TASK STATEMENT. Every entry must be duplicated precisely as written.

EXTRACTED DATA.
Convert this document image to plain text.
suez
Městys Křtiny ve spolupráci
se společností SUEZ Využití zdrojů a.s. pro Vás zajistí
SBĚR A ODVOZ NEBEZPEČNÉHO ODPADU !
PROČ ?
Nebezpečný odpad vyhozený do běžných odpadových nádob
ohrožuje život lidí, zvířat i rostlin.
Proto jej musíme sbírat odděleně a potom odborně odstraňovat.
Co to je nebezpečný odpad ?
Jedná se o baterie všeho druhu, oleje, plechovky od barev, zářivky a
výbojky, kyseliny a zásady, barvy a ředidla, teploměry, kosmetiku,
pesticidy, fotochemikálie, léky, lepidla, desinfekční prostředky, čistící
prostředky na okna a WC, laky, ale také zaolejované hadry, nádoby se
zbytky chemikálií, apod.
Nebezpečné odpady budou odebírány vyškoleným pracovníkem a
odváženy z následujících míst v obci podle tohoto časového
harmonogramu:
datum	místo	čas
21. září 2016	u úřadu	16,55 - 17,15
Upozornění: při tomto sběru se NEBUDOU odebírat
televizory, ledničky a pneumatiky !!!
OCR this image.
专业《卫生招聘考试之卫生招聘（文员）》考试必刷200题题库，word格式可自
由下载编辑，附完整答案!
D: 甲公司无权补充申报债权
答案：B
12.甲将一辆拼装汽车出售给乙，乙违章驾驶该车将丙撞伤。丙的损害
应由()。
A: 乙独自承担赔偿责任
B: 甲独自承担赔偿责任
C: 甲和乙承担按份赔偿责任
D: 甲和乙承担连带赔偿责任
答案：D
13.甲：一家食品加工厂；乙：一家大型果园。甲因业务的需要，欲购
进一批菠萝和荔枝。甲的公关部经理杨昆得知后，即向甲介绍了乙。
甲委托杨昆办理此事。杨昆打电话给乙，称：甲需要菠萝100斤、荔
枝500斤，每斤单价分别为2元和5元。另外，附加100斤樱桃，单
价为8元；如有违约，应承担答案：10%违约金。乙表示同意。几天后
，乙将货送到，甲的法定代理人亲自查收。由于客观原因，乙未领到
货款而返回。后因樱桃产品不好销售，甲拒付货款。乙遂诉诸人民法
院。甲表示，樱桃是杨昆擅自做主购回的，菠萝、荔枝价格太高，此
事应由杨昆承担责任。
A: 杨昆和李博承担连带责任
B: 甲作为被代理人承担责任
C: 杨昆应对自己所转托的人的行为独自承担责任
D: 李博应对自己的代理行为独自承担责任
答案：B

FINAL RESULT.
Convert this document image to plain text.
suez
Městys Křtiny ve spolupráci
se společností SUEZ Využití zdrojů a.s. pro Vás zajistí
SBĚR A ODVOZ NEBEZPEČNÉHO ODPADU !
PROČ ?
Nebezpečný odpad vyhozený do běžných odpadových nádob
ohrožuje život lidí, zvířat i rostlin.
Proto jej musíme sbírat odděleně a potom odborně odstraňovat.
Co to je nebezpečný odpad ?
Jedná se o baterie všeho druhu, oleje, plechovky od barev, zářivky a
výbojky, kyseliny a zásady, barvy a ředidla, teploměry, kosmetiku,
pesticidy, fotochemikálie, léky, lepidla, desinfekční prostředky, čistící
prostředky na okna a WC, laky, ale také zaolejované hadry, nádoby se
zbytky chemikálií, apod.
Nebezpečné odpady budou odebírány vyškoleným pracovníkem a
odváženy z následujících míst v obci podle tohoto časového
harmonogramu:
datum	místo	čas
21. září 2016	u úřadu	16,55 - 17,15
Upozornění: při tomto sběru se NEBUDOU odebírat
televizory, ledničky a pneumatiky !!!
OCR this image.
专业《卫生招聘考试之卫生招聘（文员）》考试必刷200题题库，word格式可自
由下载编辑，附完整答案!
D: 甲公司无权补充申报债权
答案：B
12.甲将一辆拼装汽车出售给乙，乙违章驾驶该车将丙撞伤。丙的损害
应由()。
A: 乙独自承担赔偿责任
B: 甲独自承担赔偿责任
C: 甲和乙承担按份赔偿责任
D: 甲和乙承担连带赔偿责任
答案：D
13.甲：一家食品加工厂；乙：一家大型果园。甲因业务的需要，欲购
进一批菠萝和荔枝。甲的公关部经理杨昆得知后，即向甲介绍了乙。
甲委托杨昆办理此事。杨昆打电话给乙，称：甲需要菠萝100斤、荔
枝500斤，每斤单价分别为2元和5元。另外，附加100斤樱桃，单
价为8元；如有违约，应承担答案：10%违约金。乙表示同意。几天后
，乙将货送到，甲的法定代理人亲自查收。由于客观原因，乙未领到
货款而返回。后因樱桃产品不好销售，甲拒付货款。乙遂诉诸人民法
院。甲表示，樱桃是杨昆擅自做主购回的，菠萝、荔枝价格太高，此
事应由杨昆承担责任。
A: 杨昆和李博承担连带责任
B: 甲作为被代理人承担责任
C: 杨昆应对自己所转托的人的行为独自承担责任
D: 李博应对自己的代理行为独自承担责任
答案：B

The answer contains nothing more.